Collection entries
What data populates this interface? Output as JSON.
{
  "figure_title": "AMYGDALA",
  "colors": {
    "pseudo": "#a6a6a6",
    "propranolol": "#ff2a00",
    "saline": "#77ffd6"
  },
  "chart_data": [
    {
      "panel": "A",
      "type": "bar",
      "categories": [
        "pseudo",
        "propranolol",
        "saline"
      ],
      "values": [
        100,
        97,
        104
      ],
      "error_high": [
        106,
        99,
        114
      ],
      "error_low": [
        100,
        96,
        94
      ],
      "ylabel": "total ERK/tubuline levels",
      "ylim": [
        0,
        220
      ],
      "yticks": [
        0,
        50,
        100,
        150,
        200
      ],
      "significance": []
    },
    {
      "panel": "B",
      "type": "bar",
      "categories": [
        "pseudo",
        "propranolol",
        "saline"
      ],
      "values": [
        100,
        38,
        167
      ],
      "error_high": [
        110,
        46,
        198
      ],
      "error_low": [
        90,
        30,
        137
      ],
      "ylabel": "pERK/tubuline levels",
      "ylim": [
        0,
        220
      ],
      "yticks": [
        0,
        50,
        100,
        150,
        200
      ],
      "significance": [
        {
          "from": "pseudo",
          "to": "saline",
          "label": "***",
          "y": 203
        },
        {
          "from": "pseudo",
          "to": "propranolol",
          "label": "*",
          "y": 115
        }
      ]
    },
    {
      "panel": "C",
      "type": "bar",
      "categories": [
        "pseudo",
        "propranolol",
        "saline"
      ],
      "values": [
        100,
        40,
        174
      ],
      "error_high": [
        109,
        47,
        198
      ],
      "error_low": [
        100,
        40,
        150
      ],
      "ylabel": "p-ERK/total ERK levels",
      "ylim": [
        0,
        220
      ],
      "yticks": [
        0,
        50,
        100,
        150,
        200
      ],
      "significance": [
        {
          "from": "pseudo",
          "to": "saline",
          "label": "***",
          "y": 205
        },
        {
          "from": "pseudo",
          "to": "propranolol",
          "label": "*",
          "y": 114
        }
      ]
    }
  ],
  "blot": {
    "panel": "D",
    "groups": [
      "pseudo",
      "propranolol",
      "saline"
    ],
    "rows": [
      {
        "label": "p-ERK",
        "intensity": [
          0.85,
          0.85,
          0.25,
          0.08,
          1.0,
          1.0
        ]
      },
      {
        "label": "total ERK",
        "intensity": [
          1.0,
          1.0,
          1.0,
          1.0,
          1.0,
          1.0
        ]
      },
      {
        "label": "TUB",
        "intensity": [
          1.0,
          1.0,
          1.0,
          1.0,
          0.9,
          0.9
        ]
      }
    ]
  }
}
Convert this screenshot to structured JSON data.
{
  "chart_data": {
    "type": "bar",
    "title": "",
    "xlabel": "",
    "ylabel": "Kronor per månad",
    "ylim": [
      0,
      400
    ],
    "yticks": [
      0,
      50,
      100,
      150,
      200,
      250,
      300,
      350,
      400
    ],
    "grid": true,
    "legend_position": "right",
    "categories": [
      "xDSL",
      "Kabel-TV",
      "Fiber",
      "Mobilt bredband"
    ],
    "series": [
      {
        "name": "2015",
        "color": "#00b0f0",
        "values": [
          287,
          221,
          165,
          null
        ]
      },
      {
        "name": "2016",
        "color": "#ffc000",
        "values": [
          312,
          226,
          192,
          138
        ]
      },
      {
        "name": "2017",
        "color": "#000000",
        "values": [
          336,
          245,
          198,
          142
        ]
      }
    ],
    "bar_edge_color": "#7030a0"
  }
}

GIVEN TASK:
Please return the data above exactly as given.

ANSWER TO THIS TASK:
What data populates this interface? Output as JSON.
{
  "figure_title": "AMYGDALA",
  "colors": {
    "pseudo": "#a6a6a6",
    "propranolol": "#ff2a00",
    "saline": "#77ffd6"
  },
  "chart_data": [
    {
      "panel": "A",
      "type": "bar",
      "categories": [
        "pseudo",
        "propranolol",
        "saline"
      ],
      "values": [
        100,
        97,
        104
      ],
      "error_high": [
        106,
        99,
        114
      ],
      "error_low": [
        100,
        96,
        94
      ],
      "ylabel": "total ERK/tubuline levels",
      "ylim": [
        0,
        220
      ],
      "yticks": [
        0,
        50,
        100,
        150,
        200
      ],
      "significance": []
    },
    {
      "panel": "B",
      "type": "bar",
      "categories": [
        "pseudo",
        "propranolol",
        "saline"
      ],
      "values": [
        100,
        38,
        167
      ],
      "error_high": [
        110,
        46,
        198
      ],
      "error_low": [
        90,
        30,
        137
      ],
      "ylabel": "pERK/tubuline levels",
      "ylim": [
        0,
        220
      ],
      "yticks": [
        0,
        50,
        100,
        150,
        200
      ],
      "significance": [
        {
          "from": "pseudo",
          "to": "saline",
          "label": "***",
          "y": 203
        },
        {
          "from": "pseudo",
          "to": "propranolol",
          "label": "*",
          "y": 115
        }
      ]
    },
    {
      "panel": "C",
      "type": "bar",
      "categories": [
        "pseudo",
        "propranolol",
        "saline"
      ],
      "values": [
        100,
        40,
        174
      ],
      "error_high": [
        109,
        47,
        198
      ],
      "error_low": [
        100,
        40,
        150
      ],
      "ylabel": "p-ERK/total ERK levels",
      "ylim": [
        0,
        220
      ],
      "yticks": [
        0,
        50,
        100,
        150,
        200
      ],
      "significance": [
        {
          "from": "pseudo",
          "to": "saline",
          "label": "***",
          "y": 205
        },
        {
          "from": "pseudo",
          "to": "propranolol",
          "label": "*",
          "y": 114
        }
      ]
    }
  ],
  "blot": {
    "panel": "D",
    "groups": [
      "pseudo",
      "propranolol",
      "saline"
    ],
    "rows": [
      {
        "label": "p-ERK",
        "intensity": [
          0.85,
          0.85,
          0.25,
          0.08,
          1.0,
          1.0
        ]
      },
      {
        "label": "total ERK",
        "intensity": [
          1.0,
          1.0,
          1.0,
          1.0,
          1.0,
          1.0
        ]
      },
      {
        "label": "TUB",
        "intensity": [
          1.0,
          1.0,
          1.0,
          1.0,
          0.9,
          0.9
        ]
      }
    ]
  }
}
Convert this screenshot to structured JSON data.
{
  "chart_data": {
    "type": "bar",
    "title": "",
    "xlabel": "",
    "ylabel": "Kronor per månad",
    "ylim": [
      0,
      400
    ],
    "yticks": [
      0,
      50,
      100,
      150,
      200,
      250,
      300,
      350,
      400
    ],
    "grid": true,
    "legend_position": "right",
    "categories": [
      "xDSL",
      "Kabel-TV",
      "Fiber",
      "Mobilt bredband"
    ],
    "series": [
      {
        "name": "2015",
        "color": "#00b0f0",
        "values": [
          287,
          221,
          165,
          null
        ]
      },
      {
        "name": "2016",
        "color": "#ffc000",
        "values": [
          312,
          226,
          192,
          138
        ]
      },
      {
        "name": "2017",
        "color": "#000000",
        "values": [
          336,
          245,
          198,
          142
        ]
      }
    ],
    "bar_edge_color": "#7030a0"
  }
}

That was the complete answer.